═══ Data for the task ═══

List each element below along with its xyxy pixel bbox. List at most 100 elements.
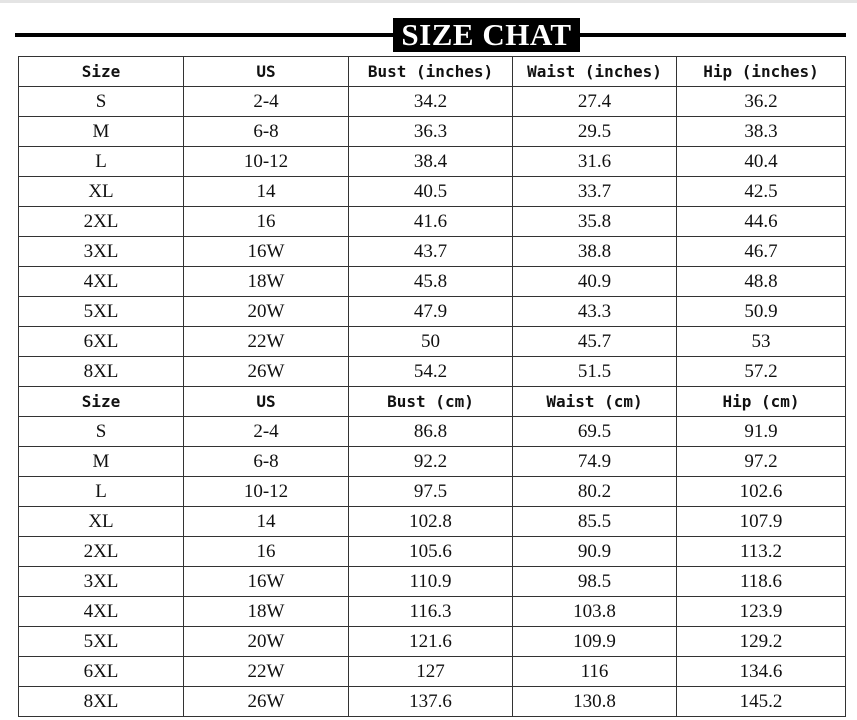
header-cell: Waist (cm)	[512, 386, 677, 417]
cell: 6XL	[18, 656, 184, 687]
data-row: 5XL 20W 121.6 109.9 129.2	[18, 626, 846, 657]
cell: 6-8	[183, 116, 349, 147]
cell: L	[18, 146, 184, 177]
cell: 14	[183, 176, 349, 207]
cell: 3XL	[18, 566, 184, 597]
cell: 16	[183, 536, 349, 567]
header-cell: Waist (inches)	[512, 56, 677, 87]
cell: 69.5	[512, 416, 677, 447]
cell: 97.5	[348, 476, 513, 507]
cell: 48.8	[676, 266, 846, 297]
cell: 145.2	[676, 686, 846, 717]
header-cell: US	[183, 386, 349, 417]
cell: 4XL	[18, 266, 184, 297]
data-row: 4XL 18W 45.8 40.9 48.8	[18, 266, 846, 297]
cell: 137.6	[348, 686, 513, 717]
cell: 110.9	[348, 566, 513, 597]
cell: 22W	[183, 326, 349, 357]
cell: 33.7	[512, 176, 677, 207]
cell: 45.8	[348, 266, 513, 297]
data-row: M 6-8 92.2 74.9 97.2	[18, 446, 846, 477]
cell: 41.6	[348, 206, 513, 237]
rule-right	[578, 33, 846, 37]
cell: 92.2	[348, 446, 513, 477]
cell: 51.5	[512, 356, 677, 387]
cell: 18W	[183, 596, 349, 627]
cell: 105.6	[348, 536, 513, 567]
header-cell: Bust (inches)	[348, 56, 513, 87]
data-row: S 2-4 86.8 69.5 91.9	[18, 416, 846, 447]
table-body: Size US Bust (inches) Waist (inches) Hip (in…	[18, 56, 846, 717]
cell: 40.4	[676, 146, 846, 177]
cell: 134.6	[676, 656, 846, 687]
cell: 2-4	[183, 86, 349, 117]
cell: 50	[348, 326, 513, 357]
data-row: 8XL 26W 137.6 130.8 145.2	[18, 686, 846, 717]
cell: XL	[18, 176, 184, 207]
cell: 38.3	[676, 116, 846, 147]
cell: S	[18, 416, 184, 447]
header-cell: Hip (inches)	[676, 56, 846, 87]
cell: 27.4	[512, 86, 677, 117]
cell: 20W	[183, 296, 349, 327]
cell: XL	[18, 506, 184, 537]
cell: 38.8	[512, 236, 677, 267]
cell: 2-4	[183, 416, 349, 447]
cell: 47.9	[348, 296, 513, 327]
data-row: S 2-4 34.2 27.4 36.2	[18, 86, 846, 117]
data-row: 8XL 26W 54.2 51.5 57.2	[18, 356, 846, 387]
cell: 40.5	[348, 176, 513, 207]
cell: 16	[183, 206, 349, 237]
data-row: 2XL 16 105.6 90.9 113.2	[18, 536, 846, 567]
top-bar	[0, 0, 857, 3]
data-row: L 10-12 97.5 80.2 102.6	[18, 476, 846, 507]
header-cell: Hip (cm)	[676, 386, 846, 417]
cell: 85.5	[512, 506, 677, 537]
cell: 54.2	[348, 356, 513, 387]
cell: 22W	[183, 656, 349, 687]
cell: 90.9	[512, 536, 677, 567]
header-cell: US	[183, 56, 349, 87]
cell: 34.2	[348, 86, 513, 117]
cell: 45.7	[512, 326, 677, 357]
cell: 26W	[183, 356, 349, 387]
cell: 43.7	[348, 236, 513, 267]
header-row: Size US Bust (cm) Waist (cm) Hip (cm)	[18, 386, 846, 417]
cell: 5XL	[18, 296, 184, 327]
cell: 10-12	[183, 476, 349, 507]
cell: 109.9	[512, 626, 677, 657]
data-row: 5XL 20W 47.9 43.3 50.9	[18, 296, 846, 327]
header-cell: Bust (cm)	[348, 386, 513, 417]
header-row: Size US Bust (inches) Waist (inches) Hip (in…	[18, 56, 846, 87]
cell: 102.6	[676, 476, 846, 507]
cell: 4XL	[18, 596, 184, 627]
data-row: 6XL 22W 127 116 134.6	[18, 656, 846, 687]
data-row: 6XL 22W 50 45.7 53	[18, 326, 846, 357]
cell: 46.7	[676, 236, 846, 267]
cell: 36.2	[676, 86, 846, 117]
data-row: M 6-8 36.3 29.5 38.3	[18, 116, 846, 147]
cell: 91.9	[676, 416, 846, 447]
cell: M	[18, 116, 184, 147]
data-row: 3XL 16W 110.9 98.5 118.6	[18, 566, 846, 597]
data-row: XL 14 40.5 33.7 42.5	[18, 176, 846, 207]
cell: 97.2	[676, 446, 846, 477]
cell: 20W	[183, 626, 349, 657]
cell: 18W	[183, 266, 349, 297]
cell: 116.3	[348, 596, 513, 627]
cell: 123.9	[676, 596, 846, 627]
data-row: L 10-12 38.4 31.6 40.4	[18, 146, 846, 177]
cell: 8XL	[18, 686, 184, 717]
cell: 50.9	[676, 296, 846, 327]
cell: 31.6	[512, 146, 677, 177]
cell: 29.5	[512, 116, 677, 147]
cell: 10-12	[183, 146, 349, 177]
cell: M	[18, 446, 184, 477]
cell: 74.9	[512, 446, 677, 477]
cell: 38.4	[348, 146, 513, 177]
data-row: 2XL 16 41.6 35.8 44.6	[18, 206, 846, 237]
cell: 16W	[183, 236, 349, 267]
cell: 3XL	[18, 236, 184, 267]
cell: 127	[348, 656, 513, 687]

═══

_Problem requirements_
Please rewrite the records above with every instance of "data-row" replaced by "body-row", keeping everything else the same. Leave the pictures out of your answer.

_Exercise output_
List each element below along with its xyxy pixel bbox. List at most 100 elements.
header-cell: Waist (cm)	[512, 386, 677, 417]
cell: 6XL	[18, 656, 184, 687]
body-row: 5XL 20W 121.6 109.9 129.2	[18, 626, 846, 657]
cell: 6-8	[183, 116, 349, 147]
cell: L	[18, 146, 184, 177]
cell: 14	[183, 176, 349, 207]
cell: 3XL	[18, 566, 184, 597]
cell: 16	[183, 536, 349, 567]
header-cell: Waist (inches)	[512, 56, 677, 87]
cell: 69.5	[512, 416, 677, 447]
cell: 97.5	[348, 476, 513, 507]
cell: 48.8	[676, 266, 846, 297]
cell: 145.2	[676, 686, 846, 717]
header-cell: US	[183, 386, 349, 417]
cell: 4XL	[18, 266, 184, 297]
body-row: 4XL 18W 45.8 40.9 48.8	[18, 266, 846, 297]
cell: 137.6	[348, 686, 513, 717]
cell: 110.9	[348, 566, 513, 597]
cell: 22W	[183, 326, 349, 357]
cell: 33.7	[512, 176, 677, 207]
cell: 45.8	[348, 266, 513, 297]
body-row: M 6-8 92.2 74.9 97.2	[18, 446, 846, 477]
cell: 41.6	[348, 206, 513, 237]
rule-right	[578, 33, 846, 37]
cell: 92.2	[348, 446, 513, 477]
cell: 51.5	[512, 356, 677, 387]
cell: 18W	[183, 596, 349, 627]
cell: 105.6	[348, 536, 513, 567]
header-cell: Bust (inches)	[348, 56, 513, 87]
body-row: S 2-4 86.8 69.5 91.9	[18, 416, 846, 447]
table-body: Size US Bust (inches) Waist (inches) Hip (in…	[18, 56, 846, 717]
cell: 40.4	[676, 146, 846, 177]
cell: 134.6	[676, 656, 846, 687]
cell: 2-4	[183, 86, 349, 117]
cell: 50	[348, 326, 513, 357]
body-row: 8XL 26W 137.6 130.8 145.2	[18, 686, 846, 717]
cell: XL	[18, 176, 184, 207]
cell: 38.3	[676, 116, 846, 147]
cell: S	[18, 416, 184, 447]
header-cell: Hip (inches)	[676, 56, 846, 87]
cell: 27.4	[512, 86, 677, 117]
cell: 20W	[183, 296, 349, 327]
cell: XL	[18, 506, 184, 537]
cell: 38.8	[512, 236, 677, 267]
cell: 2-4	[183, 416, 349, 447]
cell: 47.9	[348, 296, 513, 327]
body-row: S 2-4 34.2 27.4 36.2	[18, 86, 846, 117]
body-row: 8XL 26W 54.2 51.5 57.2	[18, 356, 846, 387]
cell: 40.5	[348, 176, 513, 207]
cell: 16	[183, 206, 349, 237]
body-row: 2XL 16 105.6 90.9 113.2	[18, 536, 846, 567]
top-bar	[0, 0, 857, 3]
body-row: L 10-12 97.5 80.2 102.6	[18, 476, 846, 507]
header-cell: Hip (cm)	[676, 386, 846, 417]
cell: 85.5	[512, 506, 677, 537]
cell: 54.2	[348, 356, 513, 387]
cell: 22W	[183, 656, 349, 687]
cell: 90.9	[512, 536, 677, 567]
header-cell: US	[183, 56, 349, 87]
cell: 34.2	[348, 86, 513, 117]
cell: 45.7	[512, 326, 677, 357]
cell: 26W	[183, 356, 349, 387]
cell: 43.7	[348, 236, 513, 267]
header-row: Size US Bust (cm) Waist (cm) Hip (cm)	[18, 386, 846, 417]
cell: 5XL	[18, 296, 184, 327]
cell: 10-12	[183, 476, 349, 507]
cell: 109.9	[512, 626, 677, 657]
body-row: 5XL 20W 47.9 43.3 50.9	[18, 296, 846, 327]
header-cell: Bust (cm)	[348, 386, 513, 417]
header-row: Size US Bust (inches) Waist (inches) Hip (in…	[18, 56, 846, 87]
cell: 102.6	[676, 476, 846, 507]
cell: 4XL	[18, 596, 184, 627]
body-row: 6XL 22W 127 116 134.6	[18, 656, 846, 687]
body-row: 6XL 22W 50 45.7 53	[18, 326, 846, 357]
cell: 46.7	[676, 236, 846, 267]
cell: 36.2	[676, 86, 846, 117]
body-row: M 6-8 36.3 29.5 38.3	[18, 116, 846, 147]
cell: 91.9	[676, 416, 846, 447]
cell: M	[18, 116, 184, 147]
body-row: 3XL 16W 110.9 98.5 118.6	[18, 566, 846, 597]
body-row: XL 14 40.5 33.7 42.5	[18, 176, 846, 207]
cell: 97.2	[676, 446, 846, 477]
cell: 20W	[183, 626, 349, 657]
cell: 18W	[183, 266, 349, 297]
cell: 116.3	[348, 596, 513, 627]
cell: 123.9	[676, 596, 846, 627]
body-row: L 10-12 38.4 31.6 40.4	[18, 146, 846, 177]
cell: 8XL	[18, 686, 184, 717]
cell: 50.9	[676, 296, 846, 327]
cell: 31.6	[512, 146, 677, 177]
cell: 29.5	[512, 116, 677, 147]
cell: 10-12	[183, 146, 349, 177]
cell: M	[18, 446, 184, 477]
cell: 74.9	[512, 446, 677, 477]
cell: 38.4	[348, 146, 513, 177]
body-row: 2XL 16 41.6 35.8 44.6	[18, 206, 846, 237]
cell: 16W	[183, 236, 349, 267]
cell: 3XL	[18, 236, 184, 267]
cell: 127	[348, 656, 513, 687]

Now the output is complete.